Dataset entries:
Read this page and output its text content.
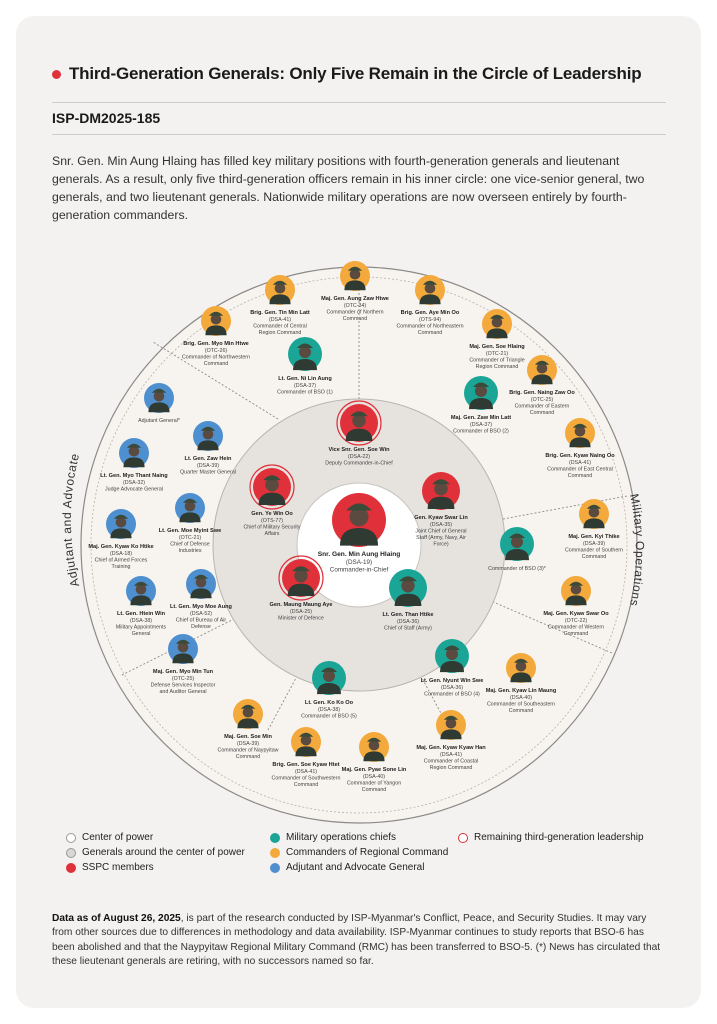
Third-Generation Generals: Only Five Remain in the Circle of Leadership
ISP-DM2025-185
Snr. Gen. Min Aung Hlaing has filled key military positions with fourth-generation generals and lieutenant generals. As a result, only five third-generation officers remain in his inner circle: one vice-senior general, two generals, and two lieutenant generals. Nationwide military operations are now overseen entirely by fourth-generation commanders.
Adjutant and Advocate
Military Operations
Snr. Gen. Min Aung Hlaing
(DSA-19)
Commander-in-Chief
Vice Snr. Gen. Soe Win
(DSA-22)
Deputy Commander-in-Chief
Gen. Kyaw Swar Lin
(DSA-35)
Joint Chief of General
Staff (Army, Navy, Air
Force)
Lt. Gen. Than Htike
(DSA-36)
Chief of Staff (Army)
Gen. Maung Maung Aye
(DSA-25)
Minister of Defence
Gen. Ye Win Oo
(OTS-77)
Chief of Military Security
Affairs
Maj. Gen. Aung Zaw Htwe
(OTC-34)
Commander of Northern
Command
Brig. Gen. Tin Min Latt
(DSA-41)
Commander of Central
Region Command
Brig. Gen. Myo Min Htwe
(OTC-26)
Commander of Northwestern
Command
Lt. Gen. Ni Lin Aung
(DSA-37)
Commander of BSO (1)
Brig. Gen. Aye Min Oo
(OTS-94)
Commander of Northeastern
Command
Maj. Gen. Soe Hlaing
(OTC-21)
Commander of Triangle
Region Command
Brig. Gen. Naing Zaw Oo
(OTC-25)
Commander of Eastern
Command
Maj. Gen. Zaw Min Latt
(DSA-37)
Commander of BSO (2)
Brig. Gen. Kyaw Naing Oo
(DSA-41)
Commander of East Central
Command
Maj. Gen. Kyi Thike
(DSA-39)
Commander of Southern
Command
Commander of BSO (3)*
Maj. Gen. Kyaw Swar Oo
(OTC-22)
Commander of Western
Command
Lt. Gen. Nyunt Win Swe
(DSA-36)
Commander of BSO (4)
Maj. Gen. Kyaw Lin Maung
(DSA-40)
Commander of Southeastern
Command
Maj. Gen. Kyaw Kyaw Han
(DSA-41)
Commander of Coastal
Region Command
Maj. Gen. Pyae Sone Lin
(DSA-40)
Commander of Yangon
Command
Brig. Gen. Soe Kyaw Htet
(DSA-41)
Commander of Southwestern
Command
Maj. Gen. Soe Min
(DSA-39)
Commander of Naypyitaw
Command
Lt. Gen. Ko Ko Oo
(DSA-38)
Commander of BSO (5)
Maj. Gen. Myo Min Tun
(OTC-25)
Defense Services Inspector
and Auditor General
Lt. Gen. Myo Moe Aung
(DSA-52)
Chief of Bureau of Air
Defense
Lt. Gen. Htein Win
(DSA-38)
Military Appointments
General
Maj. Gen. Kyaw Ko Htike
(DSA-18)
Chief of Armed Forces
Training
Lt. Gen. Moe Myint Swe
(OTC-21)
Chief of Defense
Industries
Lt. Gen. Myo Thant Naing
(DSA-32)
Judge Advocate General
Lt. Gen. Zaw Hein
(DSA-39)
Quarter Master General
Adjutant General*
Center of power
Generals around the center of power
SSPC members
Military operations chiefs
Commanders of Regional Command
Adjutant and Advocate General
Remaining third-generation leadership
Data as of August 26, 2025, is part of the research conducted by ISP-Myanmar's Conflict, Peace, and Security Studies. It may vary from other sources due to differences in methodology and data availability. ISP-Myanmar continues to study reports that BSO-6 has been abolished and that the Naypyitaw Regional Military Command (RMC) has been transferred to BSO-5. (*) News has circulated that these lieutenant generals are retiring, with no successors named so far.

Short task: Write out the full set of lines verbatim, without the pictures.

Solved exercise:
Read this page and output its text content.
Third-Generation Generals: Only Five Remain in the Circle of Leadership
ISP-DM2025-185
Snr. Gen. Min Aung Hlaing has filled key military positions with fourth-generation generals and lieutenant generals. As a result, only five third-generation officers remain in his inner circle: one vice-senior general, two generals, and two lieutenant generals. Nationwide military operations are now overseen entirely by fourth-generation commanders.
Adjutant and Advocate
Military Operations
Snr. Gen. Min Aung Hlaing
(DSA-19)
Commander-in-Chief
Vice Snr. Gen. Soe Win
(DSA-22)
Deputy Commander-in-Chief
Gen. Kyaw Swar Lin
(DSA-35)
Joint Chief of General
Staff (Army, Navy, Air
Force)
Lt. Gen. Than Htike
(DSA-36)
Chief of Staff (Army)
Gen. Maung Maung Aye
(DSA-25)
Minister of Defence
Gen. Ye Win Oo
(OTS-77)
Chief of Military Security
Affairs
Maj. Gen. Aung Zaw Htwe
(OTC-34)
Commander of Northern
Command
Brig. Gen. Tin Min Latt
(DSA-41)
Commander of Central
Region Command
Brig. Gen. Myo Min Htwe
(OTC-26)
Commander of Northwestern
Command
Lt. Gen. Ni Lin Aung
(DSA-37)
Commander of BSO (1)
Brig. Gen. Aye Min Oo
(OTS-94)
Commander of Northeastern
Command
Maj. Gen. Soe Hlaing
(OTC-21)
Commander of Triangle
Region Command
Brig. Gen. Naing Zaw Oo
(OTC-25)
Commander of Eastern
Command
Maj. Gen. Zaw Min Latt
(DSA-37)
Commander of BSO (2)
Brig. Gen. Kyaw Naing Oo
(DSA-41)
Commander of East Central
Command
Maj. Gen. Kyi Thike
(DSA-39)
Commander of Southern
Command
Commander of BSO (3)*
Maj. Gen. Kyaw Swar Oo
(OTC-22)
Commander of Western
Command
Lt. Gen. Nyunt Win Swe
(DSA-36)
Commander of BSO (4)
Maj. Gen. Kyaw Lin Maung
(DSA-40)
Commander of Southeastern
Command
Maj. Gen. Kyaw Kyaw Han
(DSA-41)
Commander of Coastal
Region Command
Maj. Gen. Pyae Sone Lin
(DSA-40)
Commander of Yangon
Command
Brig. Gen. Soe Kyaw Htet
(DSA-41)
Commander of Southwestern
Command
Maj. Gen. Soe Min
(DSA-39)
Commander of Naypyitaw
Command
Lt. Gen. Ko Ko Oo
(DSA-38)
Commander of BSO (5)
Maj. Gen. Myo Min Tun
(OTC-25)
Defense Services Inspector
and Auditor General
Lt. Gen. Myo Moe Aung
(DSA-52)
Chief of Bureau of Air
Defense
Lt. Gen. Htein Win
(DSA-38)
Military Appointments
General
Maj. Gen. Kyaw Ko Htike
(DSA-18)
Chief of Armed Forces
Training
Lt. Gen. Moe Myint Swe
(OTC-21)
Chief of Defense
Industries
Lt. Gen. Myo Thant Naing
(DSA-32)
Judge Advocate General
Lt. Gen. Zaw Hein
(DSA-39)
Quarter Master General
Adjutant General*
Center of power
Generals around the center of power
SSPC members
Military operations chiefs
Commanders of Regional Command
Adjutant and Advocate General
Remaining third-generation leadership
Data as of August 26, 2025, is part of the research conducted by ISP-Myanmar's Conflict, Peace, and Security Studies. It may vary from other sources due to differences in methodology and data availability. ISP-Myanmar continues to study reports that BSO-6 has been abolished and that the Naypyitaw Regional Military Command (RMC) has been transferred to BSO-5. (*) News has circulated that these lieutenant generals are retiring, with no successors named so far.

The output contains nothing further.